* Task goal *
In the material below, the lines containing the word "this" are required; copy each of them.

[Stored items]
==*==
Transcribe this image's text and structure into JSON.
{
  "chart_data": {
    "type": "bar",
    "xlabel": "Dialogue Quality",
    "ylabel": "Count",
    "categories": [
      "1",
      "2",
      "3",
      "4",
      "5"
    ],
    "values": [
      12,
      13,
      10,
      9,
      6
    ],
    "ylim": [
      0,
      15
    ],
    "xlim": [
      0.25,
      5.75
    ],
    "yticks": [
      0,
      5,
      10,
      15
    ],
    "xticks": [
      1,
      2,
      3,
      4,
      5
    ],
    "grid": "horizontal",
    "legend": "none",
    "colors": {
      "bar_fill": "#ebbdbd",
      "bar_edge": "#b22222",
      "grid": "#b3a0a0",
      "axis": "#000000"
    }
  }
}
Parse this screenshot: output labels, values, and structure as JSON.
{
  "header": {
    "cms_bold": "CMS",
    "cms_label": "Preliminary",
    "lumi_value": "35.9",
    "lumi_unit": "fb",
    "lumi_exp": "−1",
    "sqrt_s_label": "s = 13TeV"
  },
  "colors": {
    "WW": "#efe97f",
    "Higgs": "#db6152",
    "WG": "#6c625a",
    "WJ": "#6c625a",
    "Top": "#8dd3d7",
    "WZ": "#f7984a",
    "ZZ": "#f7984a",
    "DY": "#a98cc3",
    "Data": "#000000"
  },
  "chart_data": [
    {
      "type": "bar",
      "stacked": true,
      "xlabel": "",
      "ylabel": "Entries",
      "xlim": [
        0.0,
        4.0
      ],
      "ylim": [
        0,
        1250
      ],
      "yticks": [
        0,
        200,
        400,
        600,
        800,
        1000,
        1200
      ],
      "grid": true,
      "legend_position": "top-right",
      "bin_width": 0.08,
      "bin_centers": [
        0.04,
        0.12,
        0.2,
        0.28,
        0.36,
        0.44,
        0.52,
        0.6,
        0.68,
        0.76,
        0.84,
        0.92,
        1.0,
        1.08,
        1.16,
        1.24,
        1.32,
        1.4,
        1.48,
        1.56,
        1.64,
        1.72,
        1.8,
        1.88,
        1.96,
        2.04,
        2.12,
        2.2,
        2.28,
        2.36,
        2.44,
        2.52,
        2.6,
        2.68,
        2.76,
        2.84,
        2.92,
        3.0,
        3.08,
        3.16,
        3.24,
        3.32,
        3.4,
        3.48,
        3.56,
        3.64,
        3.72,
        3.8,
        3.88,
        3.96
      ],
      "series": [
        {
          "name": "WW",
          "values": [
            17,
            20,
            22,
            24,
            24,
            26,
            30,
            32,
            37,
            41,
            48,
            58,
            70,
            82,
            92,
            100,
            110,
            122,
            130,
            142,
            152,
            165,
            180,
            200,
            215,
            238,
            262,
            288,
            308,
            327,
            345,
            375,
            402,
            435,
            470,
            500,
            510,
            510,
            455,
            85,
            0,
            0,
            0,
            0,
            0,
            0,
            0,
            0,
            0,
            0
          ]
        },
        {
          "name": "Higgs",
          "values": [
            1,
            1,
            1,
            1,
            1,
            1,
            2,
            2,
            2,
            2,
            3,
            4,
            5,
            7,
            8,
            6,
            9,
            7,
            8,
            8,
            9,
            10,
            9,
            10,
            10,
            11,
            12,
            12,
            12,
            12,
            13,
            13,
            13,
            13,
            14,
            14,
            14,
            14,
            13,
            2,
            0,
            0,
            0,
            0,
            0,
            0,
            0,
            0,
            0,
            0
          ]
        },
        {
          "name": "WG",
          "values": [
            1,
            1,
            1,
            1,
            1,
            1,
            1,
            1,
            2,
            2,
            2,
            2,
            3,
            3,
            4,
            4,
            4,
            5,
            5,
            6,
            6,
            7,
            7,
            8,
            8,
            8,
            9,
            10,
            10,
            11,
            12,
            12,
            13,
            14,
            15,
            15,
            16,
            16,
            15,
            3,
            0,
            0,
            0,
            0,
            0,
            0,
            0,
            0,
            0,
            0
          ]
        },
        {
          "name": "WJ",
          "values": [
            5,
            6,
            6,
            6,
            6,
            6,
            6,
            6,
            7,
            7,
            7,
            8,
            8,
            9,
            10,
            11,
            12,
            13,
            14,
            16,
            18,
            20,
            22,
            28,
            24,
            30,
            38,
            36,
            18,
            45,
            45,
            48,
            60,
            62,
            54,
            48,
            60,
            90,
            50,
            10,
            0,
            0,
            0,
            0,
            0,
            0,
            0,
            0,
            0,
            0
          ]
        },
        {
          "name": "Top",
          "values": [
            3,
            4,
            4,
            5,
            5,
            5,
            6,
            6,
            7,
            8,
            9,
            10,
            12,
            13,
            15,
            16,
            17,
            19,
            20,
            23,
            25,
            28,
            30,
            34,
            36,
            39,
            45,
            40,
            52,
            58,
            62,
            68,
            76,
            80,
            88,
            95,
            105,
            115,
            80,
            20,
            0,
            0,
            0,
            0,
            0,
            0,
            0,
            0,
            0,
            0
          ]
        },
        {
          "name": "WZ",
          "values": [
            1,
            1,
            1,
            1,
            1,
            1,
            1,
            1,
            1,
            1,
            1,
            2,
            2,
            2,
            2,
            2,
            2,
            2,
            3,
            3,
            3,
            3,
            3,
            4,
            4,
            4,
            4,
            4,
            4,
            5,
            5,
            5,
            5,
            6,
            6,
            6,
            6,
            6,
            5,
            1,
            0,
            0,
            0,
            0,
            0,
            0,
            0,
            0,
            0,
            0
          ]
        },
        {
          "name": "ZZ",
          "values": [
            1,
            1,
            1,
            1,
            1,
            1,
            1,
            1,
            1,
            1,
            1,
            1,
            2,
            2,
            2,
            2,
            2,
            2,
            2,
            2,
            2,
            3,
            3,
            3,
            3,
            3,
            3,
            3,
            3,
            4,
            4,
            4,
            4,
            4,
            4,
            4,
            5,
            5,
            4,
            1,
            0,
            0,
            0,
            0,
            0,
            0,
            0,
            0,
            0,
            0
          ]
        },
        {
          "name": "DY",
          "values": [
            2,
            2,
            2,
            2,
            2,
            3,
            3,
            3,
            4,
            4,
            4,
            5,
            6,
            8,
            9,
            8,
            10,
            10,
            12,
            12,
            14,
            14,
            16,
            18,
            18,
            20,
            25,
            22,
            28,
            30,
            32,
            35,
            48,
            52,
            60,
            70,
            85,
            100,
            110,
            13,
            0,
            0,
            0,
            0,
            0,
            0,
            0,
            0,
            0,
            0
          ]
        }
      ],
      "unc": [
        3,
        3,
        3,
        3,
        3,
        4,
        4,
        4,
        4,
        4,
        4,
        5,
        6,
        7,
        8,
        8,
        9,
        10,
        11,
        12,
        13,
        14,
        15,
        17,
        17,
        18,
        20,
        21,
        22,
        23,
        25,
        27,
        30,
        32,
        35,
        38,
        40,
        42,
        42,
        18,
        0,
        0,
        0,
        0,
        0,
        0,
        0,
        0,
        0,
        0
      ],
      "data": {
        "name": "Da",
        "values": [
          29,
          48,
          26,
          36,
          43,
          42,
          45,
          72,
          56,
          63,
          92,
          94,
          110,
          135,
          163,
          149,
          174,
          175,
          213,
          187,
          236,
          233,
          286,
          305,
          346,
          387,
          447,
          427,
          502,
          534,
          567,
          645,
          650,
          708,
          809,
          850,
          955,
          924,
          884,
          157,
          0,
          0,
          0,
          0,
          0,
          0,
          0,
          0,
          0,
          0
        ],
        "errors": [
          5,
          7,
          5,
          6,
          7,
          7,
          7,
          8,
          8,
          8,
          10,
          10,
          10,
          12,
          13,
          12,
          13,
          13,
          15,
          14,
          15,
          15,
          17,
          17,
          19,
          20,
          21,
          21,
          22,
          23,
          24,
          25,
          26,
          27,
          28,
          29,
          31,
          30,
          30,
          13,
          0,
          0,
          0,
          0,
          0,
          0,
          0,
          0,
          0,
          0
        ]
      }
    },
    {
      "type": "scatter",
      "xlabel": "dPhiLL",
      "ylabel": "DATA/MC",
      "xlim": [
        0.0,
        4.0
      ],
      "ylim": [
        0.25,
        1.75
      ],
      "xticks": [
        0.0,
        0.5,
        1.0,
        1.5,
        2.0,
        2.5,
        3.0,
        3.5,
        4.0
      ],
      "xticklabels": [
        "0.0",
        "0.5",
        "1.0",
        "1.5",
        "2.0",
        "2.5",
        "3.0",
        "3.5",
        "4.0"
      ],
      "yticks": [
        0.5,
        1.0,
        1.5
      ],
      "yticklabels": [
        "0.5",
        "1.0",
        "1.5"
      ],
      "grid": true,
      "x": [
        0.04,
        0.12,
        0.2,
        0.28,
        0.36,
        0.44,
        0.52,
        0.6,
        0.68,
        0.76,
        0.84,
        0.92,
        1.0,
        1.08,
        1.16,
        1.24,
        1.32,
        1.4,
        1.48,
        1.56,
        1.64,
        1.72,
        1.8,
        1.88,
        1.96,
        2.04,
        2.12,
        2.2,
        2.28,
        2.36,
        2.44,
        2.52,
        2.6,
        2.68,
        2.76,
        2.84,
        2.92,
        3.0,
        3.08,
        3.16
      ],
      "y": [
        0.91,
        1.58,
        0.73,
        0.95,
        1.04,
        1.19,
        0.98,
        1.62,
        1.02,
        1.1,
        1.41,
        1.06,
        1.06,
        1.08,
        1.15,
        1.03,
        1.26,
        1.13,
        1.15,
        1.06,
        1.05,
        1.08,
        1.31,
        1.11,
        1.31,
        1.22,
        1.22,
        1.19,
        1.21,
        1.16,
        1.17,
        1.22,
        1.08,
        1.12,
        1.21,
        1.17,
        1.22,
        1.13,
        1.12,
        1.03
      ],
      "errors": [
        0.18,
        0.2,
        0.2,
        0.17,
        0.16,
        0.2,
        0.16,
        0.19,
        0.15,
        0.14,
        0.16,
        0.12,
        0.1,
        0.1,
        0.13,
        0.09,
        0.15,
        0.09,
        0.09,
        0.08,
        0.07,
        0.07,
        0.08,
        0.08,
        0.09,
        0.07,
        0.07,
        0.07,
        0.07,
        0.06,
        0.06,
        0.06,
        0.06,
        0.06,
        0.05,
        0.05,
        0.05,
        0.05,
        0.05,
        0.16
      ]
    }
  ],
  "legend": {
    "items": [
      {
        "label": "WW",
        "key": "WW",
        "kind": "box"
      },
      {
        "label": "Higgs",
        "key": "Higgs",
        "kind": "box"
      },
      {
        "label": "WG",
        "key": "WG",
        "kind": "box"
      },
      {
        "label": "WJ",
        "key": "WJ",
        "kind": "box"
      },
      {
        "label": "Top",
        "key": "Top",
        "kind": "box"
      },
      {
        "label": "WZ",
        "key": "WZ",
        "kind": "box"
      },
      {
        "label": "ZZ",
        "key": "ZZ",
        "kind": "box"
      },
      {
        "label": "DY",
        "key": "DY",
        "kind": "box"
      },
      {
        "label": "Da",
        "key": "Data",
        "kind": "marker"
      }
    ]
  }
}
==*==
* Result *
Transcribe this image's text and structure into JSON.
Parse this screenshot: output labels, values, and structure as JSON.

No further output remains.